Copy verbatim the lines in the items below, from the line containing "stages-header-line xyxy=(16,221,1247,222)" through the line containing "s2-mov-header-line xyxy=(71,595,906,596)", including both of those lines. Output only that stretch.

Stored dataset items

>> Begin

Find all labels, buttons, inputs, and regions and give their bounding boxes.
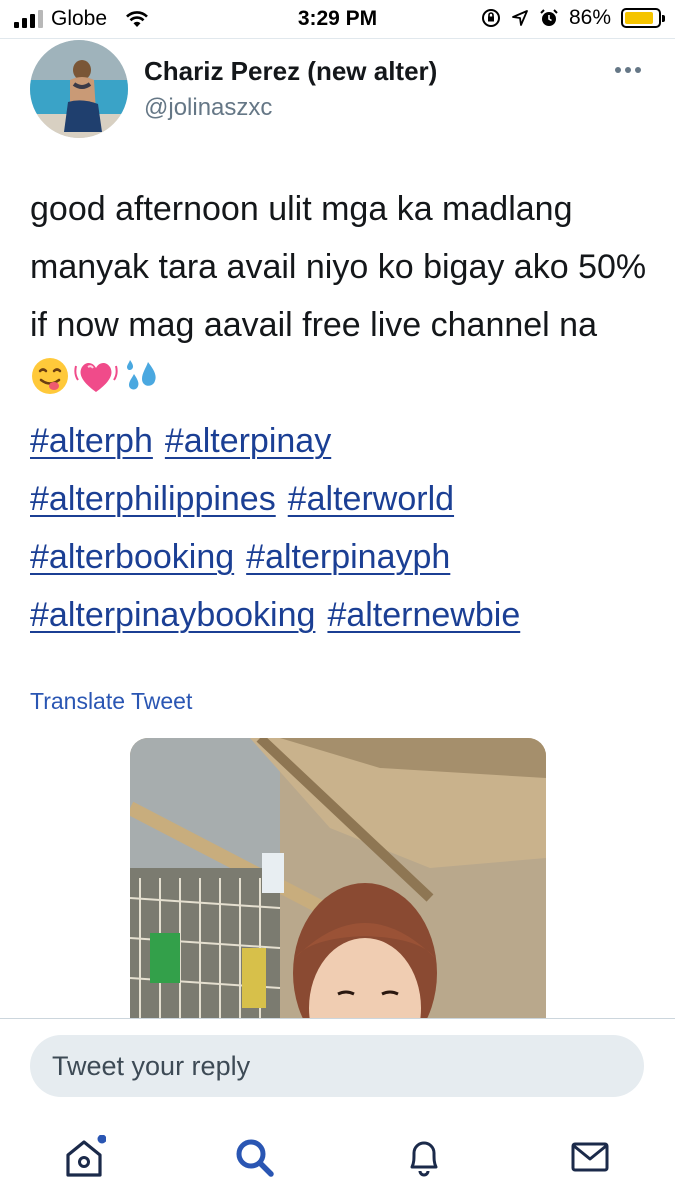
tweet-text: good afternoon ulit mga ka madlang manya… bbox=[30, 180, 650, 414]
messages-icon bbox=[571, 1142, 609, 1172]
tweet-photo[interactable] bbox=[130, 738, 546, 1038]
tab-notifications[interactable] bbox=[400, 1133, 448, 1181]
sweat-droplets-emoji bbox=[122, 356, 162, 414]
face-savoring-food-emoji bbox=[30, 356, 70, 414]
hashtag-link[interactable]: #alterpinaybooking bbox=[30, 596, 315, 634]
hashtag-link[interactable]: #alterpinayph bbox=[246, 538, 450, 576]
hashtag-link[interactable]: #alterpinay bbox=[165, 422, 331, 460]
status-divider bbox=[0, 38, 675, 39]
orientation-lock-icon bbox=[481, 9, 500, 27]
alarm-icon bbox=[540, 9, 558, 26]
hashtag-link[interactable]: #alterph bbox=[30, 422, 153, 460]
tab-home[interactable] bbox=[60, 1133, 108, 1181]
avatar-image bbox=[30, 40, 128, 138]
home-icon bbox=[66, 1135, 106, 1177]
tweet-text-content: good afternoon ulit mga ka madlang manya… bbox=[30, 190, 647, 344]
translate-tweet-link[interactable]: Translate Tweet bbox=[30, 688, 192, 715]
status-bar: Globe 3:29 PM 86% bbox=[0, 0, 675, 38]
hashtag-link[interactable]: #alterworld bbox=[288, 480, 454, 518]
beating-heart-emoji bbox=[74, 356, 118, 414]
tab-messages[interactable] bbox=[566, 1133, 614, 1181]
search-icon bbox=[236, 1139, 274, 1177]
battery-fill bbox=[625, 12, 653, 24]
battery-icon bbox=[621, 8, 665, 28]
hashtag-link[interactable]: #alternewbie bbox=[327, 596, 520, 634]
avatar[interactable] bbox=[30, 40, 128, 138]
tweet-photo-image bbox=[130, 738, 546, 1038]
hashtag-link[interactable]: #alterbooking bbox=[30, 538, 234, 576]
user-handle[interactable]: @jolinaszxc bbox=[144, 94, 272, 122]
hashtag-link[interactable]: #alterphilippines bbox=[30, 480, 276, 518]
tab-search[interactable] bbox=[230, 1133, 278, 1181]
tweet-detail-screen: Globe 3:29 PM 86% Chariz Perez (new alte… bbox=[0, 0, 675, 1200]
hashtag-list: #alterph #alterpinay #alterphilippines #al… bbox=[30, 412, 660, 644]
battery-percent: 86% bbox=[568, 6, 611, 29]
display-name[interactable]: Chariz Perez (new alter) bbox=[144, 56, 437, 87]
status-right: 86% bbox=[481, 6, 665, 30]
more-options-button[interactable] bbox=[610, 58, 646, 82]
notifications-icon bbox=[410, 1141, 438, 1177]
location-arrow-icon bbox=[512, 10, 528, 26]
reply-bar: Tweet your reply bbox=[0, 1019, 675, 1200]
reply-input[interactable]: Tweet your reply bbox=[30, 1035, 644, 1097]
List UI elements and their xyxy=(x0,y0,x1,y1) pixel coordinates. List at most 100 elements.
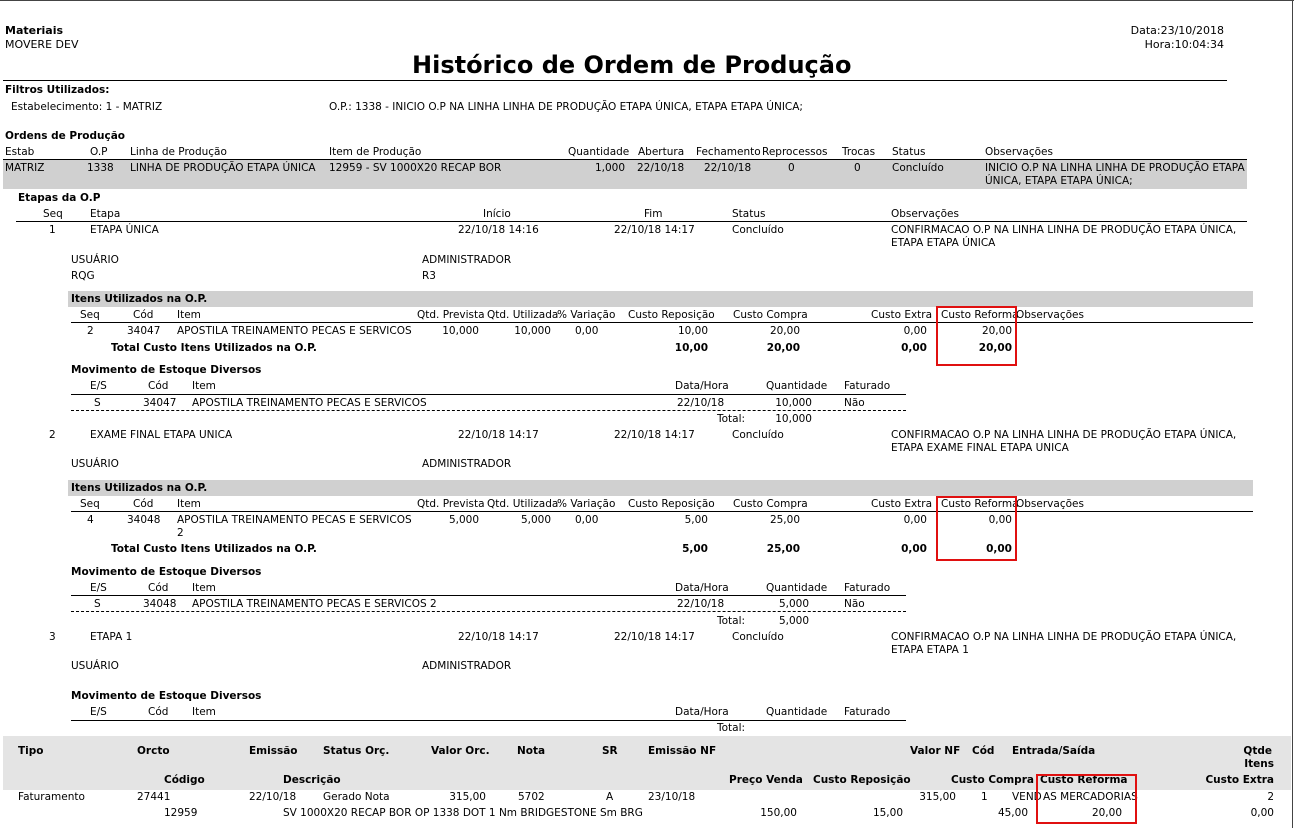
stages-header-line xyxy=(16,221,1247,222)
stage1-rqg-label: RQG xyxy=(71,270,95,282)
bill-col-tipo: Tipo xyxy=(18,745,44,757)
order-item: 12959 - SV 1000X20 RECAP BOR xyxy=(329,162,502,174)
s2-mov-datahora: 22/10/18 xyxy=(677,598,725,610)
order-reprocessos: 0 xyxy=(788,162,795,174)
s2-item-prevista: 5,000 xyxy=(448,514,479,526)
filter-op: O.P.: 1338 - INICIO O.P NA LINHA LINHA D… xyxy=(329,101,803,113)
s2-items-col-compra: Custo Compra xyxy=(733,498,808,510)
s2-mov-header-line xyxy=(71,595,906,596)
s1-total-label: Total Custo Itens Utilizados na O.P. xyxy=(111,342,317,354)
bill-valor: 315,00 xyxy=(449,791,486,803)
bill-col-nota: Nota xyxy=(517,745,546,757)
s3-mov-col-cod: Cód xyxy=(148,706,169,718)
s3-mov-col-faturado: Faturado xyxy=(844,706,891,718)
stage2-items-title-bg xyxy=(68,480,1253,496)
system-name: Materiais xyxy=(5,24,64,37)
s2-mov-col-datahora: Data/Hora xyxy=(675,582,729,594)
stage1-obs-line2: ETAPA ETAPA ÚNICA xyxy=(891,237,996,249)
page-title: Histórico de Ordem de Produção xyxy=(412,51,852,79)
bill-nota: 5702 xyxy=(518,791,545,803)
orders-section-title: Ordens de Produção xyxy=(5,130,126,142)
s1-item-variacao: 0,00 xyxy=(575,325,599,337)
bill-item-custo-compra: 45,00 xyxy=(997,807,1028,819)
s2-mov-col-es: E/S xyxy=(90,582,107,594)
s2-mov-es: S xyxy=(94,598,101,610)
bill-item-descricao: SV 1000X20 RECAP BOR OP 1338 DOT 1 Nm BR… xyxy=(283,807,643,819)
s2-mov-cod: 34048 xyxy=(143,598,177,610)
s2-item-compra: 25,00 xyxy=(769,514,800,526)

>> End

> _OUTPUT OF THE EXERCISE_
stages-header-line xyxy=(16,221,1247,222)
stage1-rqg-label: RQG xyxy=(71,270,95,282)
bill-col-tipo: Tipo xyxy=(18,745,44,757)
order-item: 12959 - SV 1000X20 RECAP BOR xyxy=(329,162,502,174)
s2-mov-datahora: 22/10/18 xyxy=(677,598,725,610)
order-reprocessos: 0 xyxy=(788,162,795,174)
s2-item-prevista: 5,000 xyxy=(448,514,479,526)
filter-op: O.P.: 1338 - INICIO O.P NA LINHA LINHA D… xyxy=(329,101,803,113)
s2-items-col-compra: Custo Compra xyxy=(733,498,808,510)
s2-mov-header-line xyxy=(71,595,906,596)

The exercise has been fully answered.